* Stated goal
Go through each line of the records below and count those with the word "image". Give only the count.

* Listed entries

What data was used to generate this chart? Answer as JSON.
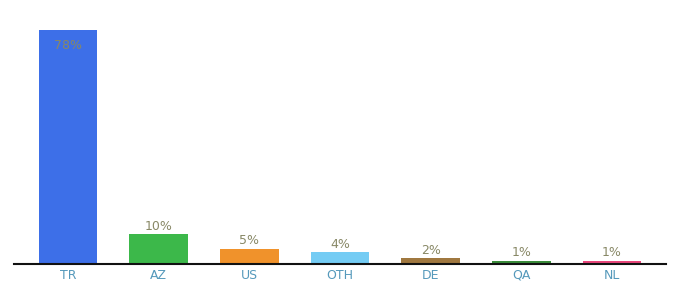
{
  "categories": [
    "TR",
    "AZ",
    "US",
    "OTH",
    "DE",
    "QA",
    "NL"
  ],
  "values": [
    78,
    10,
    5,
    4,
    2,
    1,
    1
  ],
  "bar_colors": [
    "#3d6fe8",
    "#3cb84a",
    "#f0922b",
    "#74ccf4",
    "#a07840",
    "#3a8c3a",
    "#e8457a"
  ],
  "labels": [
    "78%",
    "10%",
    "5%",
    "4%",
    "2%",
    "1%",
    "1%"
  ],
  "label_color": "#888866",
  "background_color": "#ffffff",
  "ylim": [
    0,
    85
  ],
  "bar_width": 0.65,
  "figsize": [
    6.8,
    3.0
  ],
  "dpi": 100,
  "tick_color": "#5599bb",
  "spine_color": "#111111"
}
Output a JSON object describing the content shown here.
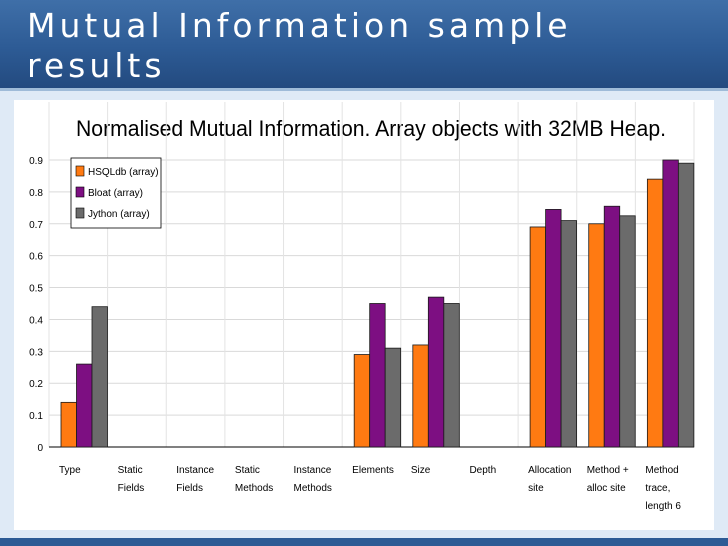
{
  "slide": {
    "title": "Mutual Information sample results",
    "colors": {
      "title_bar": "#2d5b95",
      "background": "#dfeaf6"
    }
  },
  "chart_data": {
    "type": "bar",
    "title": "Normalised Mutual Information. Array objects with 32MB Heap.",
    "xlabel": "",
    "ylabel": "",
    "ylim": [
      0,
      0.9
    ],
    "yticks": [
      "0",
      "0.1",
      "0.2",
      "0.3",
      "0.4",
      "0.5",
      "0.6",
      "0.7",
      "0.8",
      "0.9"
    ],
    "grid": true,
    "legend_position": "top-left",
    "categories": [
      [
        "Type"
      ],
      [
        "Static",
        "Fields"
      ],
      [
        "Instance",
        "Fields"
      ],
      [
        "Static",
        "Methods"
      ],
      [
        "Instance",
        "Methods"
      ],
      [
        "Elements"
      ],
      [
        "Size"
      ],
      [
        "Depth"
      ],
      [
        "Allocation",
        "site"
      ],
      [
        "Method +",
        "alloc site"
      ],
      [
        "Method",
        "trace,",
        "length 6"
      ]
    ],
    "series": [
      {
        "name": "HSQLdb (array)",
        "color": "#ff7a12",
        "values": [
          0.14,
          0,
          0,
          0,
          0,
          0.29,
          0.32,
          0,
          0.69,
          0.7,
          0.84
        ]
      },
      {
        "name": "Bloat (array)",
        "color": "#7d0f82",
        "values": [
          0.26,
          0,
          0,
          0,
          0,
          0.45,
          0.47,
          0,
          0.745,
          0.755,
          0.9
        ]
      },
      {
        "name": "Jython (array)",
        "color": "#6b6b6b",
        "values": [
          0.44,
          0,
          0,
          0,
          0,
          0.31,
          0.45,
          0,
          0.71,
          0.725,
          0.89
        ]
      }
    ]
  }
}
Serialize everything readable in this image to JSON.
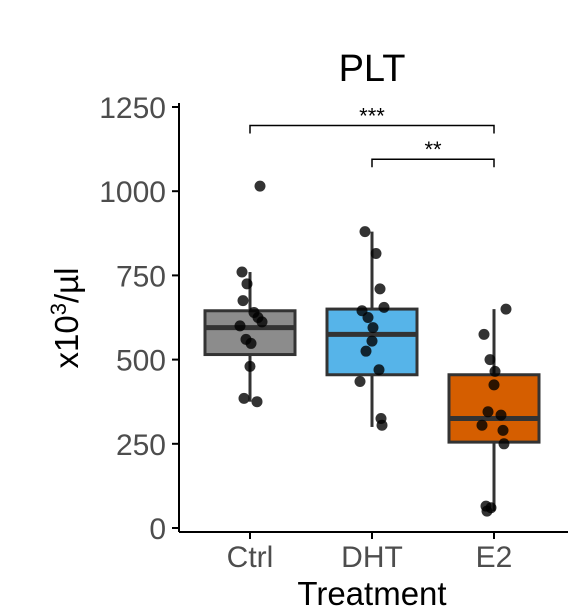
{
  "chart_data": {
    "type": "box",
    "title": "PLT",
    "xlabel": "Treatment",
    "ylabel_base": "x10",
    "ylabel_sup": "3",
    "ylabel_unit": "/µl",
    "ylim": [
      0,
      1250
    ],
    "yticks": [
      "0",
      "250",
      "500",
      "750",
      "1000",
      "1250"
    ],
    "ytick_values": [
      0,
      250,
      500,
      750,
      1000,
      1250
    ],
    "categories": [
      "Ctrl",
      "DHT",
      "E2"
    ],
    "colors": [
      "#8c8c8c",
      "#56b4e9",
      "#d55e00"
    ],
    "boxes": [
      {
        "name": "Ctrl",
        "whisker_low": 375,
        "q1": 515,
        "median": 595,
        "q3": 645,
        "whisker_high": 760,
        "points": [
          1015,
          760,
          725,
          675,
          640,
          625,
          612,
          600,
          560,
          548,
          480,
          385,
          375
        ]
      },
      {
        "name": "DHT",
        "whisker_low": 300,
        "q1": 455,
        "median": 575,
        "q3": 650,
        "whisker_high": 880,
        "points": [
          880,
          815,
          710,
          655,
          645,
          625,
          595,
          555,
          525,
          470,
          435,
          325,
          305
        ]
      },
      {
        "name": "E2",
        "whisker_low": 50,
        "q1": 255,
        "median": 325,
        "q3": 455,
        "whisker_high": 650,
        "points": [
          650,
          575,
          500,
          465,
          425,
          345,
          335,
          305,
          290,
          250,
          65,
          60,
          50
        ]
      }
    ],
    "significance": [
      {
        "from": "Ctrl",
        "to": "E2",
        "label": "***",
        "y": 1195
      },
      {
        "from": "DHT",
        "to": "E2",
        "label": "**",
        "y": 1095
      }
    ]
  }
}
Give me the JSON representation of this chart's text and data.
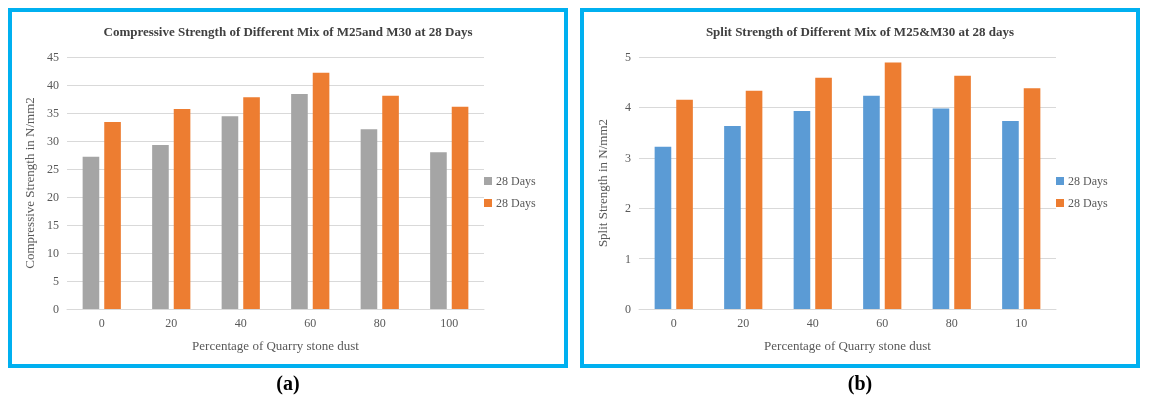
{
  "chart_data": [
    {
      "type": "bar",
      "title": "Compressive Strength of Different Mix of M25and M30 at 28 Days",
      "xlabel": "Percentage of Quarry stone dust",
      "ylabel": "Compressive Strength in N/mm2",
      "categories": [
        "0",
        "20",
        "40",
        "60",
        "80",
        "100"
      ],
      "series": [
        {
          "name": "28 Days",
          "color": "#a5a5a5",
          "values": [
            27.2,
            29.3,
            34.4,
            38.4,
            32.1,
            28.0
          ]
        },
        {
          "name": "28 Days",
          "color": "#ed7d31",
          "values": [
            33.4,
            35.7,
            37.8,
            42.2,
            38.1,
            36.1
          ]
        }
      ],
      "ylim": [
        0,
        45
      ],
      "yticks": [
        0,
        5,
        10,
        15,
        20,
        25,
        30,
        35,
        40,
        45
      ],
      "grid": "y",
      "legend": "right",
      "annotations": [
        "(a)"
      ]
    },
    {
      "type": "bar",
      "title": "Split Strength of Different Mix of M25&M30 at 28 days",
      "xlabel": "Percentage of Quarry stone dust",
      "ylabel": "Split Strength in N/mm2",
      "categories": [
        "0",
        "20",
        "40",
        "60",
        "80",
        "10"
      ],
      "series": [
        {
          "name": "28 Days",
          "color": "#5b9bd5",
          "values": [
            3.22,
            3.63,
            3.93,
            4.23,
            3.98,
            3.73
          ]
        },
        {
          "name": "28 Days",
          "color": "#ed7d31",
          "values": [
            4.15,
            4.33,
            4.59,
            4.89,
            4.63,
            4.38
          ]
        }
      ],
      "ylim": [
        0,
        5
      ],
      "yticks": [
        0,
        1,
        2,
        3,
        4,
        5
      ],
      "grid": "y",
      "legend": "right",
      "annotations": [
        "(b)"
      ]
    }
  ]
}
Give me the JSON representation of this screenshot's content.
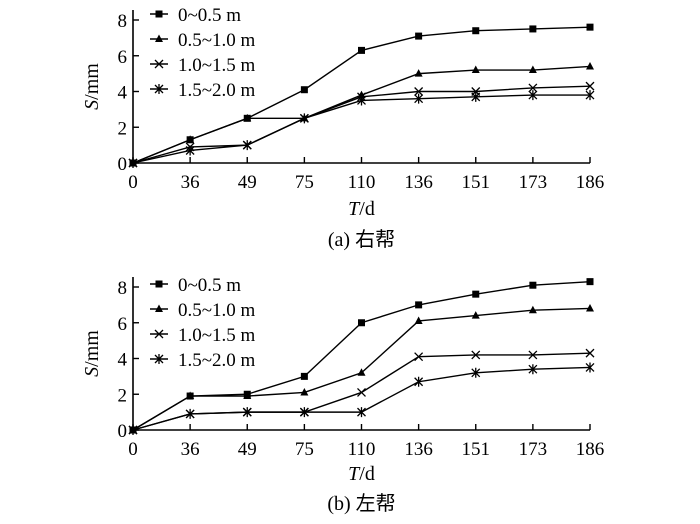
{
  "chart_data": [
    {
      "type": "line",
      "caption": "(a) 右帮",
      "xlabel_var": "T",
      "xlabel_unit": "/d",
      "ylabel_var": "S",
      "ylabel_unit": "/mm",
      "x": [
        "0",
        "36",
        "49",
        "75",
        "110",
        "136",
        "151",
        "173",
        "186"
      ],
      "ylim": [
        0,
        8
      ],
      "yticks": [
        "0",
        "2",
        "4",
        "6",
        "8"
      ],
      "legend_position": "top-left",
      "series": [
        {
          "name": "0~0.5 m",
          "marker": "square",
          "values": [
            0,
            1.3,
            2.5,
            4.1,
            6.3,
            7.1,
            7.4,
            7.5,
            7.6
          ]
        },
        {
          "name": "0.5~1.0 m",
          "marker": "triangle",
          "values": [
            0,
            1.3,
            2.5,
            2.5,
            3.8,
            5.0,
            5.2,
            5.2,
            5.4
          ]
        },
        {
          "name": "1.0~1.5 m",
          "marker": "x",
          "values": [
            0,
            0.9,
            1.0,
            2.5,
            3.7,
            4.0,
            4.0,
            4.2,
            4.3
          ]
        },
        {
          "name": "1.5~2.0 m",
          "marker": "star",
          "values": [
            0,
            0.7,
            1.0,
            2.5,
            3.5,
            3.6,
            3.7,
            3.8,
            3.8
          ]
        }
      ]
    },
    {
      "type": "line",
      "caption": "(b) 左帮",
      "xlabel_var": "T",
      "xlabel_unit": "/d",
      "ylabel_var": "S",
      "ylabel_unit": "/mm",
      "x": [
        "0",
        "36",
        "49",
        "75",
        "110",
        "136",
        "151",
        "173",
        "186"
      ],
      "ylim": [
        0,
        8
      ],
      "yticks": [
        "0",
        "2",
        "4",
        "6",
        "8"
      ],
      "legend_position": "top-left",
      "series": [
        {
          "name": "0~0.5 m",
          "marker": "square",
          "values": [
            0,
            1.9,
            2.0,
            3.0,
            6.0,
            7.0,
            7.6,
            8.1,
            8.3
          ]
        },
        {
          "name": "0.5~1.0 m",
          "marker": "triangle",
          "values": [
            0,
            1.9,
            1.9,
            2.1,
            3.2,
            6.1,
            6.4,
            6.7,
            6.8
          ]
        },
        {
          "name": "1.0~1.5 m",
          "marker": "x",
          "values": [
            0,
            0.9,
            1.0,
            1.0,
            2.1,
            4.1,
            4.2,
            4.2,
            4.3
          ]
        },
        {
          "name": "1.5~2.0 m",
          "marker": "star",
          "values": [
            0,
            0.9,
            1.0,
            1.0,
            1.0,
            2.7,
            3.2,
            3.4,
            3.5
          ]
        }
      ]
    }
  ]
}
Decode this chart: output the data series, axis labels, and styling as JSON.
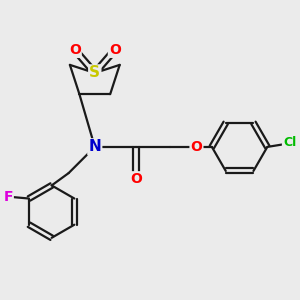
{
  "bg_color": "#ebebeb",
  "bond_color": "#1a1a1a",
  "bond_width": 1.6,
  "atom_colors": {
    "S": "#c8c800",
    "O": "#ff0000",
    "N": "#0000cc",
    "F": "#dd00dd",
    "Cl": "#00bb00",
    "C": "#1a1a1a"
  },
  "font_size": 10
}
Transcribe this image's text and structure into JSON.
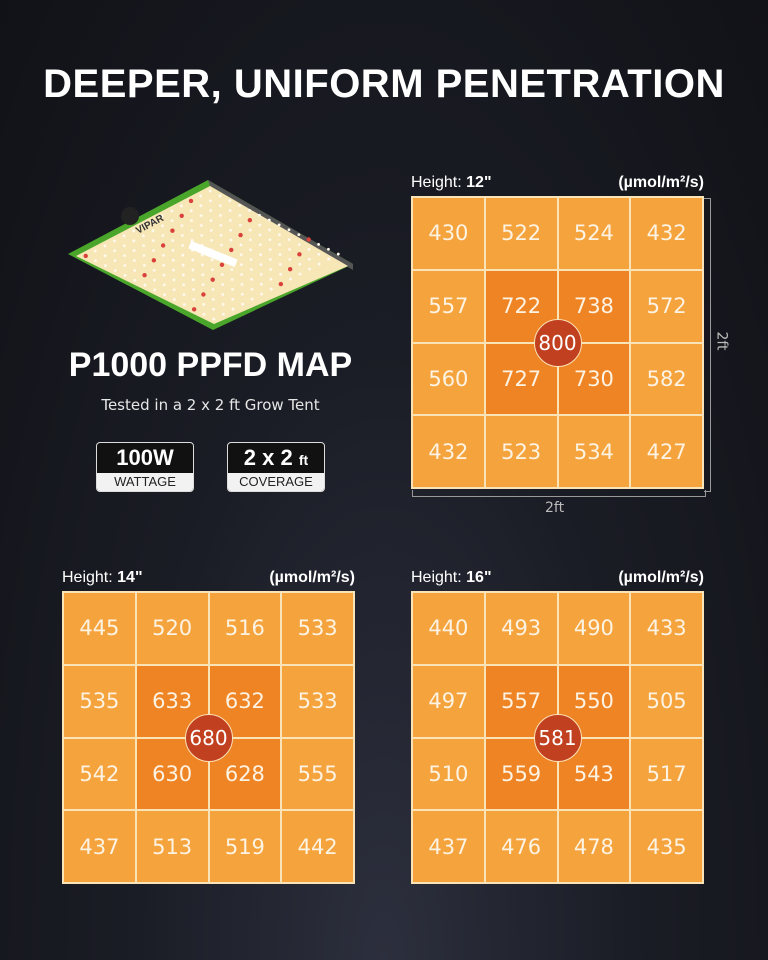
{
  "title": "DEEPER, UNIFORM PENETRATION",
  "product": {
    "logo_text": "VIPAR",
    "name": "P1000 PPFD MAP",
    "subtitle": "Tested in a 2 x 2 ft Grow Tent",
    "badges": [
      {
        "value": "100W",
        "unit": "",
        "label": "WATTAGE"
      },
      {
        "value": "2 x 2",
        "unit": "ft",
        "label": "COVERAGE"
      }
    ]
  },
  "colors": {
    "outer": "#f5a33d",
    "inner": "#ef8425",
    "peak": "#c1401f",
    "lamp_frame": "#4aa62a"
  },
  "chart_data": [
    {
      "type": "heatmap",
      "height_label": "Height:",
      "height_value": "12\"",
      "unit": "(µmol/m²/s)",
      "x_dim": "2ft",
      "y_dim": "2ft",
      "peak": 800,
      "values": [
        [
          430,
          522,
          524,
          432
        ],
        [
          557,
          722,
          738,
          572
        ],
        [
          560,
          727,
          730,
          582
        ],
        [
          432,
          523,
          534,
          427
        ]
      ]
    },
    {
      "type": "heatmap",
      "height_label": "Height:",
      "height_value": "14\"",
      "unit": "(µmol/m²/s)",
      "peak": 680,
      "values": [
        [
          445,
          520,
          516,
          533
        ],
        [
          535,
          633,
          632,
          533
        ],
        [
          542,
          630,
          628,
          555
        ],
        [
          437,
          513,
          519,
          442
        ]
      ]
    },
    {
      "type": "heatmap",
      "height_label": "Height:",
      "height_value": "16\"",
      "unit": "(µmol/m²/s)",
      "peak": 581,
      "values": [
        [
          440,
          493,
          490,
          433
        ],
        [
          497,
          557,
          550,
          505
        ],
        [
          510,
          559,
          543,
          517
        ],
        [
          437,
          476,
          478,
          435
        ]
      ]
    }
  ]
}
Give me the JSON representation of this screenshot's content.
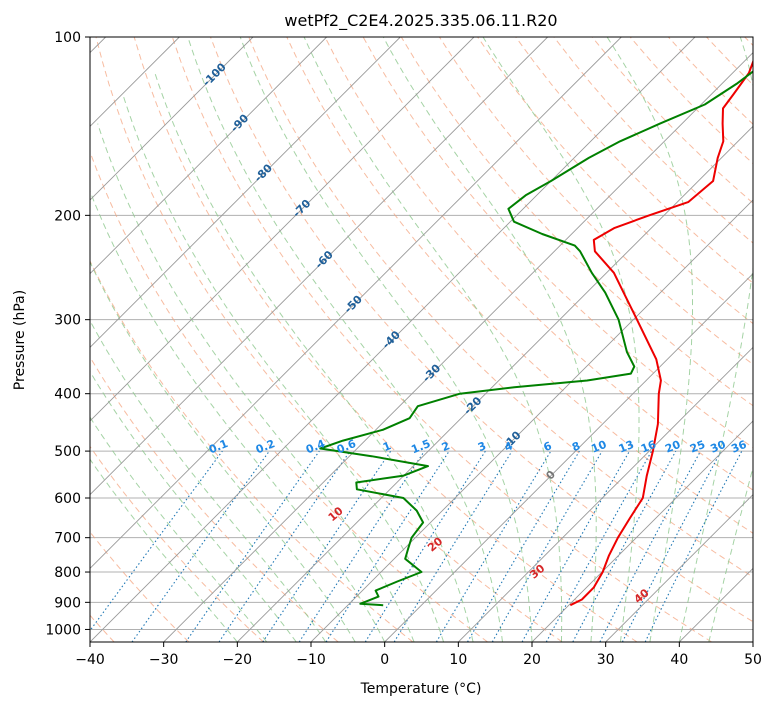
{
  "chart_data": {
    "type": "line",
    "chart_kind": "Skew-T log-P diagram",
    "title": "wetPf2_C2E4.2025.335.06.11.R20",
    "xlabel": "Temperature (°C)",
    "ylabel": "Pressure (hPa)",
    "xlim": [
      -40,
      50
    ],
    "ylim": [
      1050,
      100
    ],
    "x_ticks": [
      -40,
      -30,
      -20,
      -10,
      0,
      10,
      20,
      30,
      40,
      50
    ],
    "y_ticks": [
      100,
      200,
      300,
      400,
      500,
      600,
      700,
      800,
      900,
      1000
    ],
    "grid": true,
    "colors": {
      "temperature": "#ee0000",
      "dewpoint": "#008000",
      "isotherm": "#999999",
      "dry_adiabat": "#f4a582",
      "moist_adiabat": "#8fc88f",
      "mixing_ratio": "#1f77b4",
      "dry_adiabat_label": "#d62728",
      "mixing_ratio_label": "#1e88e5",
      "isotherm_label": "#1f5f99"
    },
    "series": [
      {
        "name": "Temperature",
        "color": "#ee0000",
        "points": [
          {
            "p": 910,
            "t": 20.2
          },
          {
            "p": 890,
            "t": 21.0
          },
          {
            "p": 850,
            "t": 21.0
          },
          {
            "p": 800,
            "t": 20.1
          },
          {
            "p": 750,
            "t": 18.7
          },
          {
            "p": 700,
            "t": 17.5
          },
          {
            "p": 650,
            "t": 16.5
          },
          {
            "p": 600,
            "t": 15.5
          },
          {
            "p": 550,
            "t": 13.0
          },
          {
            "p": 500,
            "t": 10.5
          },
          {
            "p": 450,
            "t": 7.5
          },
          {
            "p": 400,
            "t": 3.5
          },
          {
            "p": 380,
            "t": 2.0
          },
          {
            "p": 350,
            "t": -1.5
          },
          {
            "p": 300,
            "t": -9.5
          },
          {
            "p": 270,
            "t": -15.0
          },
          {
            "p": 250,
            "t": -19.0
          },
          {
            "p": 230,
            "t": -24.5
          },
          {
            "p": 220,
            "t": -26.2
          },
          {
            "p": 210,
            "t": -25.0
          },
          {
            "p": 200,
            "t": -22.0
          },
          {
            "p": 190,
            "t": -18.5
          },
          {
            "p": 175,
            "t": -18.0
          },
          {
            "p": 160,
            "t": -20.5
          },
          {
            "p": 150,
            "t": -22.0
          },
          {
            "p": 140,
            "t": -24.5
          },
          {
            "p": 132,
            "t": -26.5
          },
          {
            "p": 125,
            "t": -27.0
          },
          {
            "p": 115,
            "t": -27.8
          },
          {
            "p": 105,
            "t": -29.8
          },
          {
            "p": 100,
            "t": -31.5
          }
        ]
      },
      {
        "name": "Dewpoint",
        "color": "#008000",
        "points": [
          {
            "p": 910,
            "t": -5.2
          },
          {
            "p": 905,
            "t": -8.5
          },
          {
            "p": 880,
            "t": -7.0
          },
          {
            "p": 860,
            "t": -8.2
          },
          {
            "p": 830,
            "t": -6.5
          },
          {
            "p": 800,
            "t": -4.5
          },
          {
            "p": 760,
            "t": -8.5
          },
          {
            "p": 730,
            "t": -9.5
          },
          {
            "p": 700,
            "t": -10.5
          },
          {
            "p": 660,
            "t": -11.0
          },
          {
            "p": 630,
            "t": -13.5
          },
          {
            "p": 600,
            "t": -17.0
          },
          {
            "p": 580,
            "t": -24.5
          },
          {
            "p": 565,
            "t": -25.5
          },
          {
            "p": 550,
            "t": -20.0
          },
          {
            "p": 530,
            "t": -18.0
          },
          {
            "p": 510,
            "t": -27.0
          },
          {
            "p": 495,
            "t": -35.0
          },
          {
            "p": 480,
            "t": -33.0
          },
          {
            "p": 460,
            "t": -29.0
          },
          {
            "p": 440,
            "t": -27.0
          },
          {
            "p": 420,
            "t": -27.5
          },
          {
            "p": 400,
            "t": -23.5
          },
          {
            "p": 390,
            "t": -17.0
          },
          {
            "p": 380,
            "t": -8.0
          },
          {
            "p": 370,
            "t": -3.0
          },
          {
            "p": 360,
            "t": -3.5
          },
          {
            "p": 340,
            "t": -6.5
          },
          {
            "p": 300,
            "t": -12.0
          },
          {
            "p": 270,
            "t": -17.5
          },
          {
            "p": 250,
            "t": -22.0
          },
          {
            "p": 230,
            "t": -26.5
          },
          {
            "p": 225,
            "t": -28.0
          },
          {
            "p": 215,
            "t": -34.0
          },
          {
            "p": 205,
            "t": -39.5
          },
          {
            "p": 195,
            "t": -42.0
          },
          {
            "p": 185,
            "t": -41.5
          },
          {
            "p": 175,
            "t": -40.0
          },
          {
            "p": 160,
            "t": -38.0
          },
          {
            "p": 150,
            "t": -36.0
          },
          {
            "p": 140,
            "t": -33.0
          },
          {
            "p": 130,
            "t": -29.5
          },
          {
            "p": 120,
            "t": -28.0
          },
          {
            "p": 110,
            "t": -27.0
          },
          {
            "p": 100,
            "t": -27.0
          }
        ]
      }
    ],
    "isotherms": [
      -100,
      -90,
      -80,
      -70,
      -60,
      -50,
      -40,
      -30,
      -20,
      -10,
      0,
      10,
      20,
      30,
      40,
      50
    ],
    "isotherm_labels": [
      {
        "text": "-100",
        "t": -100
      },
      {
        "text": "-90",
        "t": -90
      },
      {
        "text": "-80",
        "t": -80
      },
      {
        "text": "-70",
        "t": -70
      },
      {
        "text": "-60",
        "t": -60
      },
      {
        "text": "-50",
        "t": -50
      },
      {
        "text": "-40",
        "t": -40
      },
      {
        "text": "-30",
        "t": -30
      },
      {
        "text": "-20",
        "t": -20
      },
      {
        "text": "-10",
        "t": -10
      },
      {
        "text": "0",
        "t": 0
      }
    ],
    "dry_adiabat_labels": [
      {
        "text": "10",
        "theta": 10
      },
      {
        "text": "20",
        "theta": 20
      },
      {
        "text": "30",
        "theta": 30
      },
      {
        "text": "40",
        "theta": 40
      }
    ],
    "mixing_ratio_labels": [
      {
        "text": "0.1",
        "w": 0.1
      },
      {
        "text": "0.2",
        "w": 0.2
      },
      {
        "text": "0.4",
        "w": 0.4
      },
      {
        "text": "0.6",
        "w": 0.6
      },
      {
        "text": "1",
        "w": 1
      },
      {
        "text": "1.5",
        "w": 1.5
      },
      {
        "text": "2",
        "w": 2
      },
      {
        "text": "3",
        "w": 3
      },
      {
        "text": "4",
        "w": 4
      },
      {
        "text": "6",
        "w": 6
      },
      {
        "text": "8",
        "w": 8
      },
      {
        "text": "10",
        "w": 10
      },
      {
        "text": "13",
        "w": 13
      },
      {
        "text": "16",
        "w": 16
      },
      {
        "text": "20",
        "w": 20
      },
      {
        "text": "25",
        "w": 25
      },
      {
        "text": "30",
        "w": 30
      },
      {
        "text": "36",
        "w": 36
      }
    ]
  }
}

* Exercise solution
2